**WHAT YOU ARE ASKED TO DO**
Spot every line with the word "nostro" and return it.

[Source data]
►
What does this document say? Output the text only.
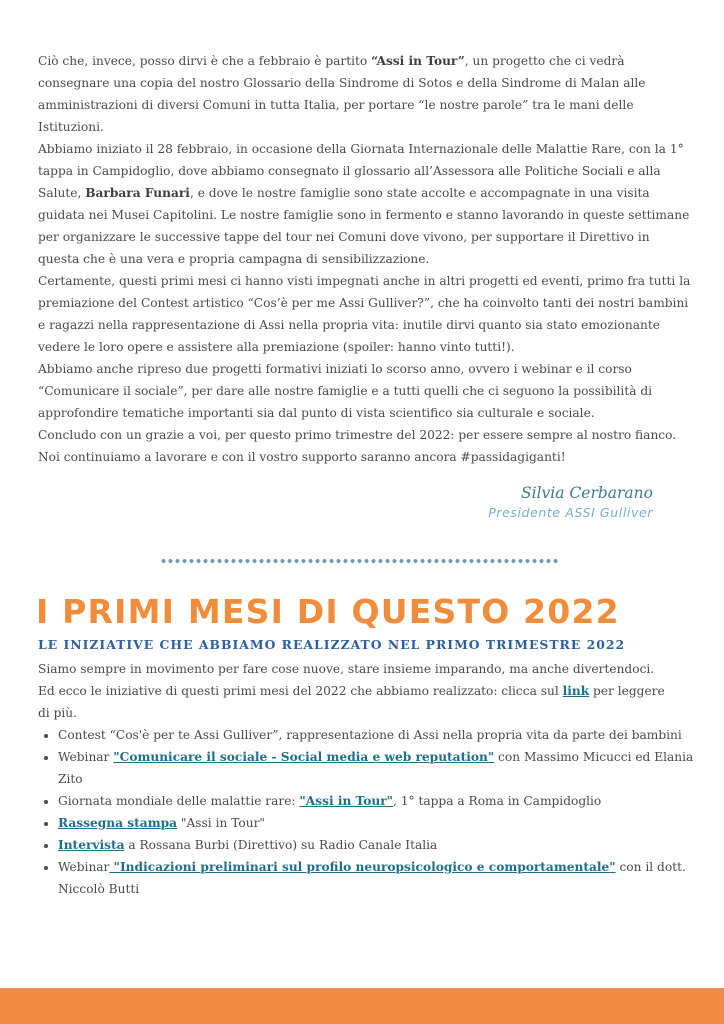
Ciò che, invece, posso dirvi è che a febbraio è partito “Assi in Tour”, un progetto che ci vedrà consegnare una copia del nostro Glossario della Sindrome di Sotos e della Sindrome di Malan alle amministrazioni di diversi Comuni in tutta Italia, per portare “le nostre parole” tra le mani delle Istituzioni.

Abbiamo iniziato il 28 febbraio, in occasione della Giornata Internazionale delle Malattie Rare, con la 1° tappa in Campidoglio, dove abbiamo consegnato il glossario all’Assessora alle Politiche Sociali e alla Salute, Barbara Funari, e dove le nostre famiglie sono state accolte e accompagnate in una visita guidata nei Musei Capitolini. Le nostre famiglie sono in fermento e stanno lavorando in queste settimane per organizzare le successive tappe del tour nei Comuni dove vivono, per supportare il Direttivo in questa che è una vera e propria campagna di sensibilizzazione.

Certamente, questi primi mesi ci hanno visti impegnati anche in altri progetti ed eventi, primo fra tutti la premiazione del Contest artistico “Cos’è per me Assi Gulliver?”, che ha coinvolto tanti dei nostri bambini e ragazzi nella rappresentazione di Assi nella propria vita: inutile dirvi quanto sia stato emozionante vedere le loro opere e assistere alla premiazione (spoiler: hanno vinto tutti!).

Abbiamo anche ripreso due progetti formativi iniziati lo scorso anno, ovvero i webinar e il corso “Comunicare il sociale”, per dare alle nostre famiglie e a tutti quelli che ci seguono la possibilità di approfondire tematiche importanti sia dal punto di vista scientifico sia culturale e sociale.

Concludo con un grazie a voi, per questo primo trimestre del 2022: per essere sempre al nostro fianco.

Noi continuiamo a lavorare e con il vostro supporto saranno ancora #passidagiganti!

Silvia Cerbarano
Presidente ASSI Gulliver
I PRIMI MESI DI QUESTO 2022
LE INIZIATIVE CHE ABBIAMO REALIZZATO NEL PRIMO TRIMESTRE 2022

Siamo sempre in movimento per fare cose nuove, stare insieme imparando, ma anche divertendoci.

Ed ecco le iniziative di questi primi mesi del 2022 che abbiamo realizzato: clicca sul link per leggere di più.

• Contest “Cos'è per te Assi Gulliver”, rappresentazione di Assi nella propria vita da parte dei bambini
• Webinar "Comunicare il sociale - Social media e web reputation" con Massimo Micucci ed Elania Zito
• Giornata mondiale delle malattie rare: "Assi in Tour", 1° tappa a Roma in Campidoglio
• Rassegna stampa "Assi in Tour"
• Intervista a Rossana Burbi (Direttivo) su Radio Canale Italia
• Webinar "Indicazioni preliminari sul profilo neuropsicologico e comportamentale" con il dott. Niccolò Butti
◄
**RESPONSE**
Ciò che, invece, posso dirvi è che a febbraio è partito “Assi in Tour”, un progetto che ci vedrà consegnare una copia del nostro Glossario della Sindrome di Sotos e della Sindrome di Malan alle amministrazioni di diversi Comuni in tutta Italia, per portare “le nostre parole” tra le mani delle Istituzioni.
Concludo con un grazie a voi, per questo primo trimestre del 2022: per essere sempre al nostro fianco.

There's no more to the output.